Data records
## begin
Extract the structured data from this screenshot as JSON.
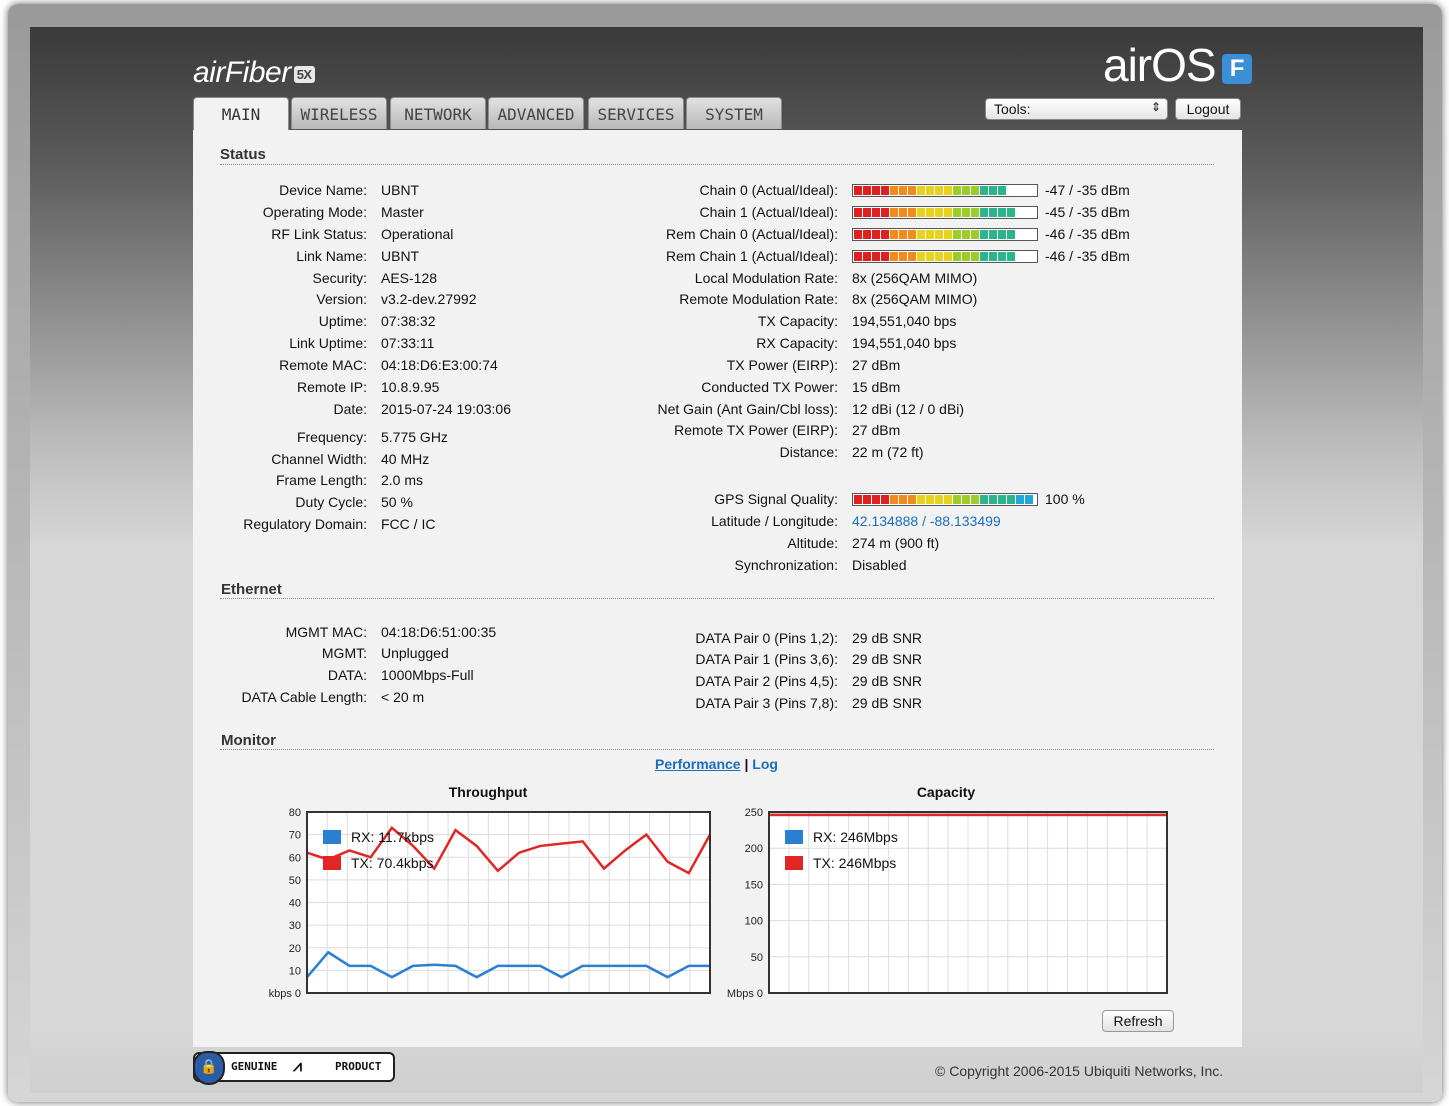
{
  "header": {
    "brand_left": "air",
    "brand_left_rest": "Fiber",
    "brand_left_badge": "5X",
    "brand_right": "airOS",
    "brand_right_badge": "F",
    "tools_label": "Tools:",
    "logout_label": "Logout"
  },
  "tabs": [
    {
      "label": "MAIN",
      "active": true
    },
    {
      "label": "WIRELESS"
    },
    {
      "label": "NETWORK"
    },
    {
      "label": "ADVANCED"
    },
    {
      "label": "SERVICES"
    },
    {
      "label": "SYSTEM"
    }
  ],
  "status": {
    "title": "Status",
    "left": [
      {
        "label": "Device Name:",
        "value": "UBNT"
      },
      {
        "label": "Operating Mode:",
        "value": "Master"
      },
      {
        "label": "RF Link Status:",
        "value": "Operational"
      },
      {
        "label": "Link Name:",
        "value": "UBNT"
      },
      {
        "label": "Security:",
        "value": "AES-128"
      },
      {
        "label": "Version:",
        "value": "v3.2-dev.27992"
      },
      {
        "label": "Uptime:",
        "value": "07:38:32"
      },
      {
        "label": "Link Uptime:",
        "value": "07:33:11"
      },
      {
        "label": "Remote MAC:",
        "value": "04:18:D6:E3:00:74"
      },
      {
        "label": "Remote IP:",
        "value": "10.8.9.95"
      },
      {
        "label": "Date:",
        "value": "2015-07-24 19:03:06"
      },
      {
        "label": "Frequency:",
        "value": "5.775 GHz"
      },
      {
        "label": "Channel Width:",
        "value": "40 MHz"
      },
      {
        "label": "Frame Length:",
        "value": "2.0 ms"
      },
      {
        "label": "Duty Cycle:",
        "value": "50 %"
      },
      {
        "label": "Regulatory Domain:",
        "value": "FCC / IC"
      }
    ],
    "signal_bars": [
      {
        "label": "Chain 0 (Actual/Ideal):",
        "value": "-47 / -35 dBm",
        "level": 0.87
      },
      {
        "label": "Chain 1 (Actual/Ideal):",
        "value": "-45 / -35 dBm",
        "level": 0.91
      },
      {
        "label": "Rem Chain 0 (Actual/Ideal):",
        "value": "-46 / -35 dBm",
        "level": 0.91
      },
      {
        "label": "Rem Chain 1 (Actual/Ideal):",
        "value": "-46 / -35 dBm",
        "level": 0.91
      }
    ],
    "right": [
      {
        "label": "Local Modulation Rate:",
        "value": "8x (256QAM MIMO)"
      },
      {
        "label": "Remote Modulation Rate:",
        "value": "8x (256QAM MIMO)"
      },
      {
        "label": "TX Capacity:",
        "value": "194,551,040 bps"
      },
      {
        "label": "RX Capacity:",
        "value": "194,551,040 bps"
      },
      {
        "label": "TX Power (EIRP):",
        "value": "27 dBm"
      },
      {
        "label": "Conducted TX Power:",
        "value": "15 dBm"
      },
      {
        "label": "Net Gain (Ant Gain/Cbl loss):",
        "value": "12 dBi (12 / 0 dBi)"
      },
      {
        "label": "Remote TX Power (EIRP):",
        "value": "27 dBm"
      },
      {
        "label": "Distance:",
        "value": "22 m (72 ft)"
      }
    ],
    "gps": {
      "label": "GPS Signal Quality:",
      "value": "100 %",
      "level": 1.0
    },
    "gps_rows": [
      {
        "label": "Latitude / Longitude:",
        "value": "42.134888 / -88.133499",
        "link": true
      },
      {
        "label": "Altitude:",
        "value": "274 m (900 ft)"
      },
      {
        "label": "Synchronization:",
        "value": "Disabled"
      }
    ]
  },
  "ethernet": {
    "title": "Ethernet",
    "left": [
      {
        "label": "MGMT MAC:",
        "value": "04:18:D6:51:00:35"
      },
      {
        "label": "MGMT:",
        "value": "Unplugged"
      },
      {
        "label": "DATA:",
        "value": "1000Mbps-Full"
      },
      {
        "label": "DATA Cable Length:",
        "value": "< 20 m"
      }
    ],
    "right": [
      {
        "label": "DATA Pair 0 (Pins 1,2):",
        "value": "29 dB SNR"
      },
      {
        "label": "DATA Pair 1 (Pins 3,6):",
        "value": "29 dB SNR"
      },
      {
        "label": "DATA Pair 2 (Pins 4,5):",
        "value": "29 dB SNR"
      },
      {
        "label": "DATA Pair 3 (Pins 7,8):",
        "value": "29 dB SNR"
      }
    ]
  },
  "monitor": {
    "title": "Monitor",
    "link_performance": "Performance",
    "separator": "|",
    "link_log": "Log",
    "refresh_label": "Refresh"
  },
  "chart_data": [
    {
      "type": "line",
      "title": "Throughput",
      "unit": "kbps",
      "ylim": [
        0,
        80
      ],
      "yticks": [
        0,
        10,
        20,
        30,
        40,
        50,
        60,
        70,
        80
      ],
      "grid": true,
      "legend_position": "top-left",
      "series": [
        {
          "name": "RX: 11.7kbps",
          "color": "#2a7fd0",
          "values": [
            7,
            18,
            12,
            12,
            7,
            12,
            12.5,
            12,
            7,
            12,
            12,
            12,
            7,
            12,
            12,
            12,
            12,
            7,
            12,
            12
          ]
        },
        {
          "name": "TX: 70.4kbps",
          "color": "#e22626",
          "values": [
            62,
            59,
            63,
            60,
            73,
            65,
            55,
            72,
            65,
            54,
            62,
            65,
            66,
            67,
            55,
            63,
            70,
            58,
            53,
            70
          ]
        }
      ]
    },
    {
      "type": "line",
      "title": "Capacity",
      "unit": "Mbps",
      "ylim": [
        0,
        250
      ],
      "yticks": [
        0,
        50,
        100,
        150,
        200,
        250
      ],
      "grid": true,
      "legend_position": "top-left",
      "series": [
        {
          "name": "RX: 246Mbps",
          "color": "#2a7fd0",
          "values": [
            246,
            246
          ]
        },
        {
          "name": "TX: 246Mbps",
          "color": "#e22626",
          "values": [
            246,
            246
          ]
        }
      ]
    }
  ],
  "footer": {
    "genuine_left": "GENUINE",
    "genuine_right": "PRODUCT",
    "copyright": "© Copyright 2006-2015 Ubiquiti Networks, Inc."
  },
  "colors": {
    "accent_link": "#1a6fbf",
    "rx_series": "#2a7fd0",
    "tx_series": "#e22626"
  }
}
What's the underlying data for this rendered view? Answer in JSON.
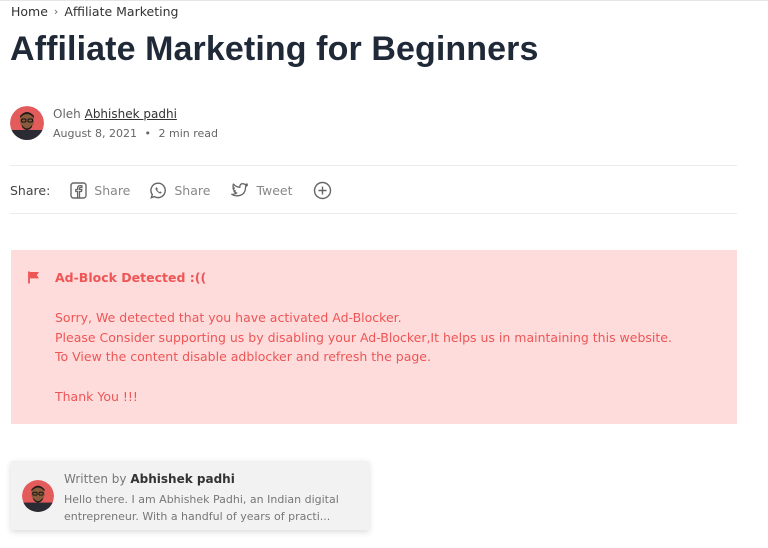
{
  "breadcrumb": {
    "home": "Home",
    "separator": "›",
    "current": "Affiliate Marketing"
  },
  "page": {
    "title": "Affiliate Marketing for Beginners"
  },
  "author": {
    "prefix": "Oleh",
    "name": "Abhishek padhi",
    "date": "August 8, 2021",
    "dot": "•",
    "read_time": "2 min read"
  },
  "share": {
    "label": "Share:",
    "facebook": "Share",
    "whatsapp": "Share",
    "twitter": "Tweet",
    "icons": [
      "facebook-icon",
      "whatsapp-icon",
      "twitter-icon",
      "plus-circle-icon"
    ]
  },
  "adblock": {
    "title": "Ad-Block Detected :((",
    "line1": "Sorry, We detected that you have activated Ad-Blocker.",
    "line2": "Please Consider supporting us by disabling your Ad-Blocker,It helps us in maintaining this website.",
    "line3": "To View the content disable adblocker and refresh the page.",
    "thanks": "Thank You !!!",
    "icon": "flag-icon",
    "colors": {
      "background": "#ffdcdc",
      "text": "#ee5555"
    }
  },
  "author_card": {
    "written_by": "Written by",
    "name": "Abhishek padhi",
    "bio": "Hello there. I am Abhishek Padhi, an Indian digital entrepreneur. With a handful of years of practi..."
  }
}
## end
**Job**
From the material above, copy each line that includes the word "Actual".

**Answer**
        "label": "Chain 0 (Actual/Ideal):",
        "label": "Chain 1 (Actual/Ideal):",
        "label": "Rem Chain 0 (Actual/Ideal):",
        "label": "Rem Chain 1 (Actual/Ideal):",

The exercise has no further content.